GIVEN TASK: Copy all lines that contain the word "movies".

RECORDS PROVIDED:
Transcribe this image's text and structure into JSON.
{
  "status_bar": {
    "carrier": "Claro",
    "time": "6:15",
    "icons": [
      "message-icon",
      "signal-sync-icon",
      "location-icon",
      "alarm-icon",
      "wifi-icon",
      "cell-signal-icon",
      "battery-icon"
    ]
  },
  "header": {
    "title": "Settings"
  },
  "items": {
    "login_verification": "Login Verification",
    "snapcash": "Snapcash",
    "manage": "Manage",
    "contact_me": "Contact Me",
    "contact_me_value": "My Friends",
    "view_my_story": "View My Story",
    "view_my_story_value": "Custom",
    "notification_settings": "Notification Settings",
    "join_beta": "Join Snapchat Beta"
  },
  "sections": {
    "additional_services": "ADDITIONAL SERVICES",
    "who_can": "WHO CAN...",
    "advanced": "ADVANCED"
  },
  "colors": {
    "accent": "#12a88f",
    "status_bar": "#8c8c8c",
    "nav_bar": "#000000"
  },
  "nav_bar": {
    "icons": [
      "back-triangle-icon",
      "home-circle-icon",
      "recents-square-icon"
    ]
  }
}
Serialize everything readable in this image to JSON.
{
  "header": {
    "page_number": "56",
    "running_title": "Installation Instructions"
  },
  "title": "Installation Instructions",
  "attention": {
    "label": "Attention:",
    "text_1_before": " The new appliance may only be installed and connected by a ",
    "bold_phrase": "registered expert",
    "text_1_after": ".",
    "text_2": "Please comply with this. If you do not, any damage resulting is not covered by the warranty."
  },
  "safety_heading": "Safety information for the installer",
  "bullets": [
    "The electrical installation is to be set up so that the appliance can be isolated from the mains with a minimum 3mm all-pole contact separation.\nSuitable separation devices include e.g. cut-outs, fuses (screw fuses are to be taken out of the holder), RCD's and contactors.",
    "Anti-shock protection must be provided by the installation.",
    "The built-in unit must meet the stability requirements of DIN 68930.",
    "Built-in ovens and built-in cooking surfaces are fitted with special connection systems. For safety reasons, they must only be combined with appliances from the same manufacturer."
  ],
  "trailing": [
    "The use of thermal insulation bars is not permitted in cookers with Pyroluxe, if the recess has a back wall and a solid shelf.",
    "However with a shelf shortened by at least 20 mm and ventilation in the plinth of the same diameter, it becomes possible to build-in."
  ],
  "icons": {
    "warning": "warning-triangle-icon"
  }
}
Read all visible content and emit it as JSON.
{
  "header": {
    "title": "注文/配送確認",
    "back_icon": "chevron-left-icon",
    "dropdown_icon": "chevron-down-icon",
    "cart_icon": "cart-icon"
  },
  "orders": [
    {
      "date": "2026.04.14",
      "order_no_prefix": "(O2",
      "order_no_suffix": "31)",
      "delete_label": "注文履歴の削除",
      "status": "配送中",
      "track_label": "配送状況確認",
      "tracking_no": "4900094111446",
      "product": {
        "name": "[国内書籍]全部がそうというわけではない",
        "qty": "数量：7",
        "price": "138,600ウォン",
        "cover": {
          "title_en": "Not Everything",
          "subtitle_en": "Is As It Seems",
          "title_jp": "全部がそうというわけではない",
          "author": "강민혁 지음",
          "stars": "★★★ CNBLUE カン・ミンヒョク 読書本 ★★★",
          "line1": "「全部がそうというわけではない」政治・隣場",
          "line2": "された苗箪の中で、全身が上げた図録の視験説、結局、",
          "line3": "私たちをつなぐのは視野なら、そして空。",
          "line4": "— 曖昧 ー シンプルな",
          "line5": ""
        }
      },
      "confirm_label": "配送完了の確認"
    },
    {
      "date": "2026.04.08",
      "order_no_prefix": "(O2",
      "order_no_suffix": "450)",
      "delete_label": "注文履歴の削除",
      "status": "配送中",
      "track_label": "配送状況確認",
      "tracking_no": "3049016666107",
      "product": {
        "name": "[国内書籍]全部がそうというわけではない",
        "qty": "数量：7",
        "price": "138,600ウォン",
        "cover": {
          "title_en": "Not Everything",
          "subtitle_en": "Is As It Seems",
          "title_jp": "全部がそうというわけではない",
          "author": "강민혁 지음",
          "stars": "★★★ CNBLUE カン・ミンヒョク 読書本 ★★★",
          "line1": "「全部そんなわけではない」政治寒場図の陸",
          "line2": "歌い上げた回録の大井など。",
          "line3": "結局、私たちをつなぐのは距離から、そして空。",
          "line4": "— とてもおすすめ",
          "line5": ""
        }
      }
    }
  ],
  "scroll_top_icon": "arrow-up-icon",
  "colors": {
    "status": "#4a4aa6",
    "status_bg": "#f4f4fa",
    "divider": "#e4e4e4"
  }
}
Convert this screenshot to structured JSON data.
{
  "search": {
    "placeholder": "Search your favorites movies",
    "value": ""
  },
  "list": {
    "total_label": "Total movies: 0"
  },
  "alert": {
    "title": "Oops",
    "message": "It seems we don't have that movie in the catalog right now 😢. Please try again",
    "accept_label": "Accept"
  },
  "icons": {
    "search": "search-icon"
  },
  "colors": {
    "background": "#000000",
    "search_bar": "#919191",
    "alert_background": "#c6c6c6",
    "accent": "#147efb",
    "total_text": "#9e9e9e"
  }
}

WRITTEN ANSWER:
    "placeholder": "Search your favorites movies",
    "total_label": "Total movies: 0"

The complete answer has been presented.